***** Given records

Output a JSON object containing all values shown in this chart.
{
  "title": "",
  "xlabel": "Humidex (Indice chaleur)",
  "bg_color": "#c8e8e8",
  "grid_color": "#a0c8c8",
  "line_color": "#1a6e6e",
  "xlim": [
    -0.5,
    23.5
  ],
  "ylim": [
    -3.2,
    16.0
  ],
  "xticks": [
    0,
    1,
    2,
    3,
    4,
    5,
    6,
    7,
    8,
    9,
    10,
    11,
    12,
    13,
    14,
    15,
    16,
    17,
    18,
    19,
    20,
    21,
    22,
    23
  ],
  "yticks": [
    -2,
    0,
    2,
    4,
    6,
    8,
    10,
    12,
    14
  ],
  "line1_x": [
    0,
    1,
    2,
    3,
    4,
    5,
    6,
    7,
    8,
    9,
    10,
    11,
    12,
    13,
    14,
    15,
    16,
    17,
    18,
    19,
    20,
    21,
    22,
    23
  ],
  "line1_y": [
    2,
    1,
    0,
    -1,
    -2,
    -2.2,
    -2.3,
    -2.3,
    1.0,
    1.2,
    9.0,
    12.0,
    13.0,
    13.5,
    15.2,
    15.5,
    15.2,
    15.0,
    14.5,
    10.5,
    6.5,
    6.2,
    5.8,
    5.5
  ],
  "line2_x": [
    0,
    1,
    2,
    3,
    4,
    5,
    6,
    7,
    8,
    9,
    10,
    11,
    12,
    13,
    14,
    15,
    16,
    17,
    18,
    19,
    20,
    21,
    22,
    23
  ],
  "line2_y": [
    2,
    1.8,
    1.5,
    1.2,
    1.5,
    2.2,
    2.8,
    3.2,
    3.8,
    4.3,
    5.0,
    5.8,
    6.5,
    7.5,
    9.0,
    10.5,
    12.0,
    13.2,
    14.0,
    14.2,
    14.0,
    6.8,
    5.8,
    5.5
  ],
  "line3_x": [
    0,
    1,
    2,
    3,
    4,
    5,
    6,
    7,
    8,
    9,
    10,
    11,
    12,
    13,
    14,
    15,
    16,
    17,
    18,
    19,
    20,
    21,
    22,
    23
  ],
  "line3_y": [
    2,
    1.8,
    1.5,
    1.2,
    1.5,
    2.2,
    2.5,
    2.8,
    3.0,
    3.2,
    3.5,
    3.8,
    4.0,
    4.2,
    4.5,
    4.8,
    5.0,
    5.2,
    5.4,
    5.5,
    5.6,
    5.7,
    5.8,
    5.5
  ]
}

**********

Reproduce the full listing word for word.

Expected answer:
Output a JSON object containing all values shown in this chart.
{
  "title": "",
  "xlabel": "Humidex (Indice chaleur)",
  "bg_color": "#c8e8e8",
  "grid_color": "#a0c8c8",
  "line_color": "#1a6e6e",
  "xlim": [
    -0.5,
    23.5
  ],
  "ylim": [
    -3.2,
    16.0
  ],
  "xticks": [
    0,
    1,
    2,
    3,
    4,
    5,
    6,
    7,
    8,
    9,
    10,
    11,
    12,
    13,
    14,
    15,
    16,
    17,
    18,
    19,
    20,
    21,
    22,
    23
  ],
  "yticks": [
    -2,
    0,
    2,
    4,
    6,
    8,
    10,
    12,
    14
  ],
  "line1_x": [
    0,
    1,
    2,
    3,
    4,
    5,
    6,
    7,
    8,
    9,
    10,
    11,
    12,
    13,
    14,
    15,
    16,
    17,
    18,
    19,
    20,
    21,
    22,
    23
  ],
  "line1_y": [
    2,
    1,
    0,
    -1,
    -2,
    -2.2,
    -2.3,
    -2.3,
    1.0,
    1.2,
    9.0,
    12.0,
    13.0,
    13.5,
    15.2,
    15.5,
    15.2,
    15.0,
    14.5,
    10.5,
    6.5,
    6.2,
    5.8,
    5.5
  ],
  "line2_x": [
    0,
    1,
    2,
    3,
    4,
    5,
    6,
    7,
    8,
    9,
    10,
    11,
    12,
    13,
    14,
    15,
    16,
    17,
    18,
    19,
    20,
    21,
    22,
    23
  ],
  "line2_y": [
    2,
    1.8,
    1.5,
    1.2,
    1.5,
    2.2,
    2.8,
    3.2,
    3.8,
    4.3,
    5.0,
    5.8,
    6.5,
    7.5,
    9.0,
    10.5,
    12.0,
    13.2,
    14.0,
    14.2,
    14.0,
    6.8,
    5.8,
    5.5
  ],
  "line3_x": [
    0,
    1,
    2,
    3,
    4,
    5,
    6,
    7,
    8,
    9,
    10,
    11,
    12,
    13,
    14,
    15,
    16,
    17,
    18,
    19,
    20,
    21,
    22,
    23
  ],
  "line3_y": [
    2,
    1.8,
    1.5,
    1.2,
    1.5,
    2.2,
    2.5,
    2.8,
    3.0,
    3.2,
    3.5,
    3.8,
    4.0,
    4.2,
    4.5,
    4.8,
    5.0,
    5.2,
    5.4,
    5.5,
    5.6,
    5.7,
    5.8,
    5.5
  ]
}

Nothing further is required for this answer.